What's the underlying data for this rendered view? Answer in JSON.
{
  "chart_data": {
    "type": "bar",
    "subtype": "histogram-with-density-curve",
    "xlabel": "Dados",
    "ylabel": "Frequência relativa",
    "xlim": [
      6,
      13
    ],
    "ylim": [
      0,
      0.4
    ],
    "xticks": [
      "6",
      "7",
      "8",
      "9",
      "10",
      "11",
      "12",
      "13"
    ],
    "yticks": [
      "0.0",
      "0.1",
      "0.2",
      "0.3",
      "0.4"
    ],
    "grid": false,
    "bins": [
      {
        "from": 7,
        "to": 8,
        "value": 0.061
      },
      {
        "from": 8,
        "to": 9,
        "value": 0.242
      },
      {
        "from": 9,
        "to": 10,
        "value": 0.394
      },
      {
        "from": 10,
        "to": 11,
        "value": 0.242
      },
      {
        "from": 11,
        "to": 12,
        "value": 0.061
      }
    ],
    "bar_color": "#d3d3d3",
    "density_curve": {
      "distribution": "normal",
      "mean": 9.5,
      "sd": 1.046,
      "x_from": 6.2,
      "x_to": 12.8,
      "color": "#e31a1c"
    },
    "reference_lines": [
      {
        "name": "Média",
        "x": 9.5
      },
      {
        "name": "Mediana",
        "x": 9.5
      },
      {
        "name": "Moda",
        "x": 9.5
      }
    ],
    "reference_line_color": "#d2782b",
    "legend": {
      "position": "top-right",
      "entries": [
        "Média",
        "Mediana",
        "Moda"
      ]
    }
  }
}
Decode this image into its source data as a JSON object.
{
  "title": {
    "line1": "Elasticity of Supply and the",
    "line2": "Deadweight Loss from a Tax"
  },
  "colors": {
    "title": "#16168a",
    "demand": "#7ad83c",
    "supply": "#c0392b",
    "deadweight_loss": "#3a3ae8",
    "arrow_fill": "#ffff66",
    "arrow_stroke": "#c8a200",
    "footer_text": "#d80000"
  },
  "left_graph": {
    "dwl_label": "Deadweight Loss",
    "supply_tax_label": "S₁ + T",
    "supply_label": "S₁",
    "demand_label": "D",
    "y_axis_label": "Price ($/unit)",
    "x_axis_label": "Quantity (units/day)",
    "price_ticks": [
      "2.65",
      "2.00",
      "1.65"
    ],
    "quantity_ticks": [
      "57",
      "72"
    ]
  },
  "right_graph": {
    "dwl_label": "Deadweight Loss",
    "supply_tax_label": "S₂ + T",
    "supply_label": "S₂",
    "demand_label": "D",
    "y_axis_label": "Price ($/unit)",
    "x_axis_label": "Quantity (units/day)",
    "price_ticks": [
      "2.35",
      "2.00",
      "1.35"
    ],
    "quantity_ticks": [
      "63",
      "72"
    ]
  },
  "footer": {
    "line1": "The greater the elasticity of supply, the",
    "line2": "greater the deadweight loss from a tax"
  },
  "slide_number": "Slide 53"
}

> **What to do**
All of the material must be reproduced exactly.

> **Task answer**
What's the underlying data for this rendered view? Answer in JSON.
{
  "chart_data": {
    "type": "bar",
    "subtype": "histogram-with-density-curve",
    "xlabel": "Dados",
    "ylabel": "Frequência relativa",
    "xlim": [
      6,
      13
    ],
    "ylim": [
      0,
      0.4
    ],
    "xticks": [
      "6",
      "7",
      "8",
      "9",
      "10",
      "11",
      "12",
      "13"
    ],
    "yticks": [
      "0.0",
      "0.1",
      "0.2",
      "0.3",
      "0.4"
    ],
    "grid": false,
    "bins": [
      {
        "from": 7,
        "to": 8,
        "value": 0.061
      },
      {
        "from": 8,
        "to": 9,
        "value": 0.242
      },
      {
        "from": 9,
        "to": 10,
        "value": 0.394
      },
      {
        "from": 10,
        "to": 11,
        "value": 0.242
      },
      {
        "from": 11,
        "to": 12,
        "value": 0.061
      }
    ],
    "bar_color": "#d3d3d3",
    "density_curve": {
      "distribution": "normal",
      "mean": 9.5,
      "sd": 1.046,
      "x_from": 6.2,
      "x_to": 12.8,
      "color": "#e31a1c"
    },
    "reference_lines": [
      {
        "name": "Média",
        "x": 9.5
      },
      {
        "name": "Mediana",
        "x": 9.5
      },
      {
        "name": "Moda",
        "x": 9.5
      }
    ],
    "reference_line_color": "#d2782b",
    "legend": {
      "position": "top-right",
      "entries": [
        "Média",
        "Mediana",
        "Moda"
      ]
    }
  }
}
Decode this image into its source data as a JSON object.
{
  "title": {
    "line1": "Elasticity of Supply and the",
    "line2": "Deadweight Loss from a Tax"
  },
  "colors": {
    "title": "#16168a",
    "demand": "#7ad83c",
    "supply": "#c0392b",
    "deadweight_loss": "#3a3ae8",
    "arrow_fill": "#ffff66",
    "arrow_stroke": "#c8a200",
    "footer_text": "#d80000"
  },
  "left_graph": {
    "dwl_label": "Deadweight Loss",
    "supply_tax_label": "S₁ + T",
    "supply_label": "S₁",
    "demand_label": "D",
    "y_axis_label": "Price ($/unit)",
    "x_axis_label": "Quantity (units/day)",
    "price_ticks": [
      "2.65",
      "2.00",
      "1.65"
    ],
    "quantity_ticks": [
      "57",
      "72"
    ]
  },
  "right_graph": {
    "dwl_label": "Deadweight Loss",
    "supply_tax_label": "S₂ + T",
    "supply_label": "S₂",
    "demand_label": "D",
    "y_axis_label": "Price ($/unit)",
    "x_axis_label": "Quantity (units/day)",
    "price_ticks": [
      "2.35",
      "2.00",
      "1.35"
    ],
    "quantity_ticks": [
      "63",
      "72"
    ]
  },
  "footer": {
    "line1": "The greater the elasticity of supply, the",
    "line2": "greater the deadweight loss from a tax"
  },
  "slide_number": "Slide 53"
}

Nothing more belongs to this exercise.